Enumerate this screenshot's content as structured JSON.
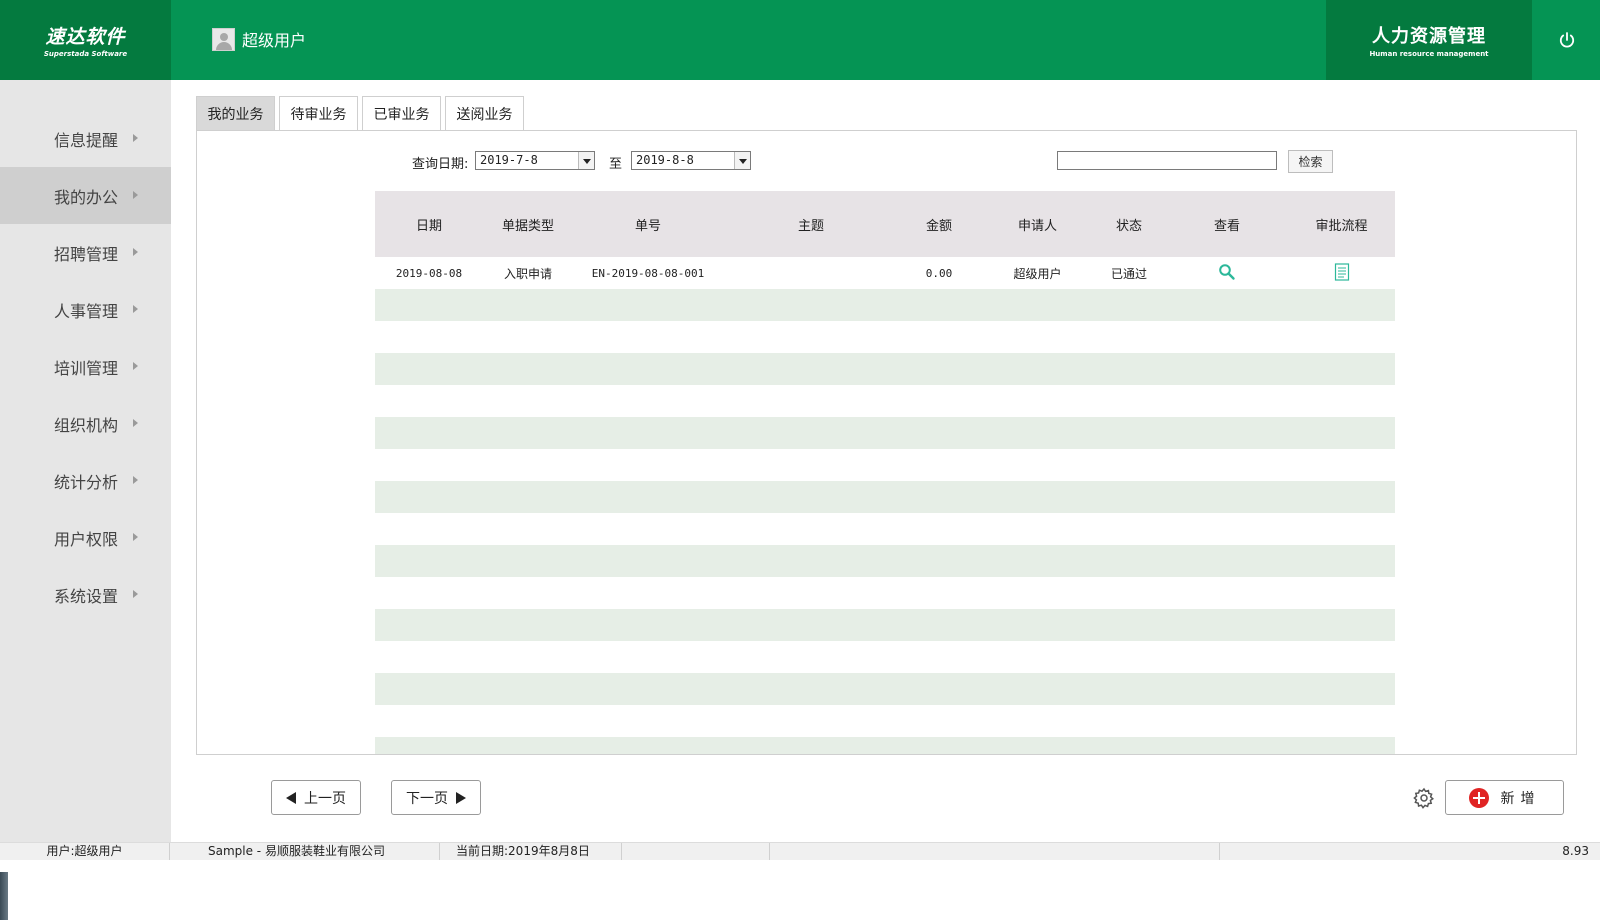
{
  "header": {
    "logo_main": "速达软件",
    "logo_sub": "Superstada Software",
    "username": "超级用户",
    "module_main": "人力资源管理",
    "module_sub": "Human resource management"
  },
  "sidebar": {
    "items": [
      {
        "label": "信息提醒"
      },
      {
        "label": "我的办公"
      },
      {
        "label": "招聘管理"
      },
      {
        "label": "人事管理"
      },
      {
        "label": "培训管理"
      },
      {
        "label": "组织机构"
      },
      {
        "label": "统计分析"
      },
      {
        "label": "用户权限"
      },
      {
        "label": "系统设置"
      }
    ]
  },
  "tabs": [
    "我的业务",
    "待审业务",
    "已审业务",
    "送阅业务"
  ],
  "query": {
    "date_label": "查询日期:",
    "date_from": "2019-7-8",
    "to_label": "至",
    "date_to": "2019-8-8",
    "search_value": "",
    "search_button": "检索"
  },
  "table": {
    "headers": [
      "日期",
      "单据类型",
      "单号",
      "主题",
      "金额",
      "申请人",
      "状态",
      "查看",
      "审批流程"
    ],
    "rows": [
      {
        "date": "2019-08-08",
        "type": "入职申请",
        "number": "EN-2019-08-08-001",
        "subject": "",
        "amount": "0.00",
        "applicant": "超级用户",
        "status": "已通过"
      }
    ]
  },
  "pager": {
    "prev": "上一页",
    "next": "下一页"
  },
  "actions": {
    "new": "新增"
  },
  "statusbar": {
    "user": "用户:超级用户",
    "company": "Sample - 易顺服装鞋业有限公司",
    "date": "当前日期:2019年8月8日",
    "version": "8.93"
  },
  "colors": {
    "brand_green": "#059454",
    "brand_dark_green": "#047a3f",
    "row_alt": "#e6eee6",
    "header_bg": "#e7e3e6",
    "view_icon": "#2cb89a",
    "add_red": "#e02424"
  },
  "icons": {
    "power": "power-icon",
    "view": "search-icon",
    "flow": "document-icon",
    "settings": "gear-icon",
    "add": "plus-circle-icon"
  }
}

....

* _Short exercise_:
Every record above should come back exactly, but without its pictures.

* _Exercise result_:
Enumerate this screenshot's content as structured JSON.
{
  "header": {
    "logo_main": "速达软件",
    "logo_sub": "Superstada Software",
    "username": "超级用户",
    "module_main": "人力资源管理",
    "module_sub": "Human resource management"
  },
  "sidebar": {
    "items": [
      {
        "label": "信息提醒"
      },
      {
        "label": "我的办公"
      },
      {
        "label": "招聘管理"
      },
      {
        "label": "人事管理"
      },
      {
        "label": "培训管理"
      },
      {
        "label": "组织机构"
      },
      {
        "label": "统计分析"
      },
      {
        "label": "用户权限"
      },
      {
        "label": "系统设置"
      }
    ]
  },
  "tabs": [
    "我的业务",
    "待审业务",
    "已审业务",
    "送阅业务"
  ],
  "query": {
    "date_label": "查询日期:",
    "date_from": "2019-7-8",
    "to_label": "至",
    "date_to": "2019-8-8",
    "search_value": "",
    "search_button": "检索"
  },
  "table": {
    "headers": [
      "日期",
      "单据类型",
      "单号",
      "主题",
      "金额",
      "申请人",
      "状态",
      "查看",
      "审批流程"
    ],
    "rows": [
      {
        "date": "2019-08-08",
        "type": "入职申请",
        "number": "EN-2019-08-08-001",
        "subject": "",
        "amount": "0.00",
        "applicant": "超级用户",
        "status": "已通过"
      }
    ]
  },
  "pager": {
    "prev": "上一页",
    "next": "下一页"
  },
  "actions": {
    "new": "新增"
  },
  "statusbar": {
    "user": "用户:超级用户",
    "company": "Sample - 易顺服装鞋业有限公司",
    "date": "当前日期:2019年8月8日",
    "version": "8.93"
  },
  "colors": {
    "brand_green": "#059454",
    "brand_dark_green": "#047a3f",
    "row_alt": "#e6eee6",
    "header_bg": "#e7e3e6",
    "view_icon": "#2cb89a",
    "add_red": "#e02424"
  },
  "icons": {
    "power": "power-icon",
    "view": "search-icon",
    "flow": "document-icon",
    "settings": "gear-icon",
    "add": "plus-circle-icon"
  }
}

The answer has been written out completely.